Data extracted from a collection:
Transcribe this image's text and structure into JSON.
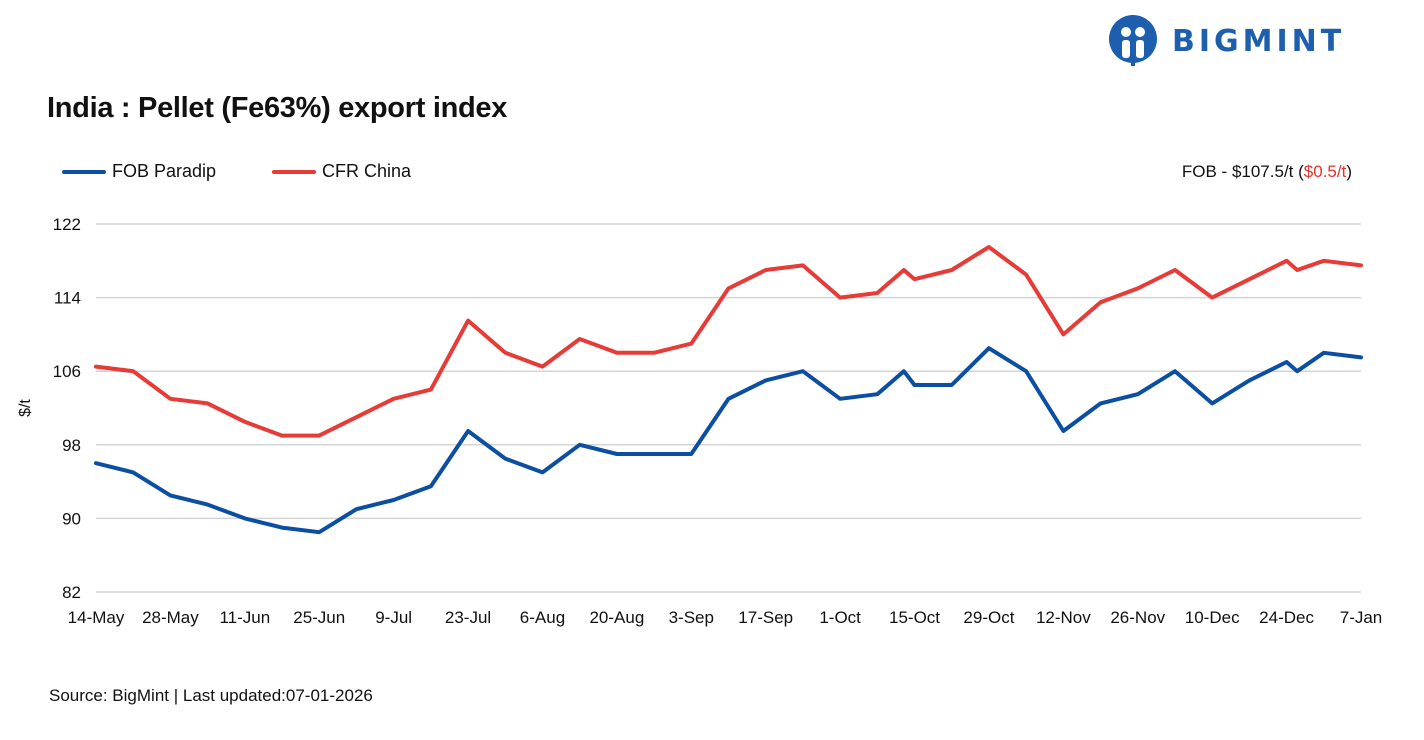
{
  "brand": {
    "name": "BIGMINT"
  },
  "header": {
    "title": "India : Pellet (Fe63%) export index"
  },
  "legend": [
    {
      "label": "FOB Paradip",
      "color": "#0b4ea2"
    },
    {
      "label": "CFR China",
      "color": "#e63b36"
    }
  ],
  "price_note": {
    "main": "FOB - $107.5/t (",
    "change": "$0.5/t",
    "close": ")"
  },
  "footer": {
    "source": "Source: BigMint | Last updated:07-01-2026"
  },
  "chart_data": {
    "type": "line",
    "title": "India : Pellet (Fe63%) export index",
    "ylabel": "$/t",
    "xlabel": "",
    "ylim": [
      82,
      122
    ],
    "yticks": [
      82,
      90,
      98,
      106,
      114,
      122
    ],
    "grid": true,
    "legend_position": "top-left",
    "xtick_labels": [
      "14-May",
      "28-May",
      "11-Jun",
      "25-Jun",
      "9-Jul",
      "23-Jul",
      "6-Aug",
      "20-Aug",
      "3-Sep",
      "17-Sep",
      "1-Oct",
      "15-Oct",
      "29-Oct",
      "12-Nov",
      "26-Nov",
      "10-Dec",
      "24-Dec",
      "7-Jan"
    ],
    "x": [
      "14-May",
      "21-May",
      "28-May",
      "4-Jun",
      "11-Jun",
      "18-Jun",
      "25-Jun",
      "2-Jul",
      "9-Jul",
      "16-Jul",
      "23-Jul",
      "30-Jul",
      "6-Aug",
      "13-Aug",
      "20-Aug",
      "27-Aug",
      "3-Sep",
      "10-Sep",
      "17-Sep",
      "24-Sep",
      "1-Oct",
      "8-Oct",
      "13-Oct",
      "15-Oct",
      "22-Oct",
      "29-Oct",
      "5-Nov",
      "12-Nov",
      "19-Nov",
      "26-Nov",
      "3-Dec",
      "10-Dec",
      "17-Dec",
      "24-Dec",
      "26-Dec",
      "31-Dec",
      "7-Jan"
    ],
    "series": [
      {
        "name": "FOB Paradip",
        "color": "#0b4ea2",
        "values": [
          96,
          95,
          92.5,
          91.5,
          90,
          89,
          88.5,
          91,
          92,
          93.5,
          99.5,
          96.5,
          95,
          98,
          97,
          97,
          97,
          103,
          105,
          106,
          103,
          103.5,
          106,
          104.5,
          104.5,
          108.5,
          106,
          99.5,
          102.5,
          103.5,
          106,
          102.5,
          105,
          107,
          106,
          108,
          107.5
        ]
      },
      {
        "name": "CFR China",
        "color": "#e63b36",
        "values": [
          106.5,
          106,
          103,
          102.5,
          100.5,
          99,
          99,
          101,
          103,
          104,
          111.5,
          108,
          106.5,
          109.5,
          108,
          108,
          109,
          115,
          117,
          117.5,
          114,
          114.5,
          117,
          116,
          117,
          119.5,
          116.5,
          110,
          113.5,
          115,
          117,
          114,
          116,
          118,
          117,
          118,
          117.5
        ]
      }
    ]
  }
}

EXERCISE INSTRUCTIONS: Find each line with the string "index" and copy it out.

ANSWER FOR THE TASK:
    "title": "India : Pellet (Fe63%) export index"
    "title": "India : Pellet (Fe63%) export index",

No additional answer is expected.